-- start of RECORDS TO PROCESS --
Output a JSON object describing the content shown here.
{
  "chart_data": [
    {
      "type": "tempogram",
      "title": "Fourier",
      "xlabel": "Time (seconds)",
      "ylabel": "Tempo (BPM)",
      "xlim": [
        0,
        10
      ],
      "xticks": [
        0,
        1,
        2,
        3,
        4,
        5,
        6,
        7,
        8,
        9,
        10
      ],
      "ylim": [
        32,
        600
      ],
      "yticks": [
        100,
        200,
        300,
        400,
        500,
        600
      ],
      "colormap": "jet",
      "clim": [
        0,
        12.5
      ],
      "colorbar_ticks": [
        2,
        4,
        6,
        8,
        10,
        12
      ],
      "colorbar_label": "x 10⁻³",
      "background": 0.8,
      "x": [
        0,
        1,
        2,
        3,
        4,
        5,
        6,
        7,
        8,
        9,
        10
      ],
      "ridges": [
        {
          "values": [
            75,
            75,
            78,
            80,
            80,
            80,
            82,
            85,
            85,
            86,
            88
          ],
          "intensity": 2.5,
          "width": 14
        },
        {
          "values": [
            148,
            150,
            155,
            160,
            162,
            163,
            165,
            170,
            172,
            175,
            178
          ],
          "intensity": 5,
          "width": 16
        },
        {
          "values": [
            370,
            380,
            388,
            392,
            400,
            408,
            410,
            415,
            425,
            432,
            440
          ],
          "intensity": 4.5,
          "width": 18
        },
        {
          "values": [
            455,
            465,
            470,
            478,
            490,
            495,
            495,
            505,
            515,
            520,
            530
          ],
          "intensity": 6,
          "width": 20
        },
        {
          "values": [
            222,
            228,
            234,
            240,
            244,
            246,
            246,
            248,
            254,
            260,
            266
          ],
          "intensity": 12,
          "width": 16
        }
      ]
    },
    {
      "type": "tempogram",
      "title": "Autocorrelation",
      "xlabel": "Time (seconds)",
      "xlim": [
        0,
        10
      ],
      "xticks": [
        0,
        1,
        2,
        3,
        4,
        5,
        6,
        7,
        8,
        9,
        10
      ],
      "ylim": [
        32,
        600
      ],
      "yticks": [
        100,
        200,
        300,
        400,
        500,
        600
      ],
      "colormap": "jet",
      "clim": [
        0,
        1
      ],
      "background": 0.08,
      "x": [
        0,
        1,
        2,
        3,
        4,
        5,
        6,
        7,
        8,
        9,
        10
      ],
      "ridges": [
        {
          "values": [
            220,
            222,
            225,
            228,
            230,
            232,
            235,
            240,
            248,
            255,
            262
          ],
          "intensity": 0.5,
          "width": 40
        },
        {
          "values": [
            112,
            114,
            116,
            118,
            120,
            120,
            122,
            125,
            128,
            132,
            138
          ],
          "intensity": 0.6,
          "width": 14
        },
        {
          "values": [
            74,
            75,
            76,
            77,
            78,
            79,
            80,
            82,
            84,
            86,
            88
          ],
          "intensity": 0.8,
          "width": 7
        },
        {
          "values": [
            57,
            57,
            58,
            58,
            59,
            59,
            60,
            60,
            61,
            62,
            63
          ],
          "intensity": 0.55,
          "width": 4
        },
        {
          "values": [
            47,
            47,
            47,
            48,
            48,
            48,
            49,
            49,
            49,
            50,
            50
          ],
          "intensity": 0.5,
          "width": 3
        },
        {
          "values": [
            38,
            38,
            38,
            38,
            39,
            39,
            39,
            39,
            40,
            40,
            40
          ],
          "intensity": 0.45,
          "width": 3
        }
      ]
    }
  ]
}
-- end of RECORDS TO PROCESS --
■ **PROBLEM**
Please reproduce each record precisely as written.

■ **ANSWER TO THE EXERCISE**
Output a JSON object describing the content shown here.
{
  "chart_data": [
    {
      "type": "tempogram",
      "title": "Fourier",
      "xlabel": "Time (seconds)",
      "ylabel": "Tempo (BPM)",
      "xlim": [
        0,
        10
      ],
      "xticks": [
        0,
        1,
        2,
        3,
        4,
        5,
        6,
        7,
        8,
        9,
        10
      ],
      "ylim": [
        32,
        600
      ],
      "yticks": [
        100,
        200,
        300,
        400,
        500,
        600
      ],
      "colormap": "jet",
      "clim": [
        0,
        12.5
      ],
      "colorbar_ticks": [
        2,
        4,
        6,
        8,
        10,
        12
      ],
      "colorbar_label": "x 10⁻³",
      "background": 0.8,
      "x": [
        0,
        1,
        2,
        3,
        4,
        5,
        6,
        7,
        8,
        9,
        10
      ],
      "ridges": [
        {
          "values": [
            75,
            75,
            78,
            80,
            80,
            80,
            82,
            85,
            85,
            86,
            88
          ],
          "intensity": 2.5,
          "width": 14
        },
        {
          "values": [
            148,
            150,
            155,
            160,
            162,
            163,
            165,
            170,
            172,
            175,
            178
          ],
          "intensity": 5,
          "width": 16
        },
        {
          "values": [
            370,
            380,
            388,
            392,
            400,
            408,
            410,
            415,
            425,
            432,
            440
          ],
          "intensity": 4.5,
          "width": 18
        },
        {
          "values": [
            455,
            465,
            470,
            478,
            490,
            495,
            495,
            505,
            515,
            520,
            530
          ],
          "intensity": 6,
          "width": 20
        },
        {
          "values": [
            222,
            228,
            234,
            240,
            244,
            246,
            246,
            248,
            254,
            260,
            266
          ],
          "intensity": 12,
          "width": 16
        }
      ]
    },
    {
      "type": "tempogram",
      "title": "Autocorrelation",
      "xlabel": "Time (seconds)",
      "xlim": [
        0,
        10
      ],
      "xticks": [
        0,
        1,
        2,
        3,
        4,
        5,
        6,
        7,
        8,
        9,
        10
      ],
      "ylim": [
        32,
        600
      ],
      "yticks": [
        100,
        200,
        300,
        400,
        500,
        600
      ],
      "colormap": "jet",
      "clim": [
        0,
        1
      ],
      "background": 0.08,
      "x": [
        0,
        1,
        2,
        3,
        4,
        5,
        6,
        7,
        8,
        9,
        10
      ],
      "ridges": [
        {
          "values": [
            220,
            222,
            225,
            228,
            230,
            232,
            235,
            240,
            248,
            255,
            262
          ],
          "intensity": 0.5,
          "width": 40
        },
        {
          "values": [
            112,
            114,
            116,
            118,
            120,
            120,
            122,
            125,
            128,
            132,
            138
          ],
          "intensity": 0.6,
          "width": 14
        },
        {
          "values": [
            74,
            75,
            76,
            77,
            78,
            79,
            80,
            82,
            84,
            86,
            88
          ],
          "intensity": 0.8,
          "width": 7
        },
        {
          "values": [
            57,
            57,
            58,
            58,
            59,
            59,
            60,
            60,
            61,
            62,
            63
          ],
          "intensity": 0.55,
          "width": 4
        },
        {
          "values": [
            47,
            47,
            47,
            48,
            48,
            48,
            49,
            49,
            49,
            50,
            50
          ],
          "intensity": 0.5,
          "width": 3
        },
        {
          "values": [
            38,
            38,
            38,
            38,
            39,
            39,
            39,
            39,
            40,
            40,
            40
          ],
          "intensity": 0.45,
          "width": 3
        }
      ]
    }
  ]
}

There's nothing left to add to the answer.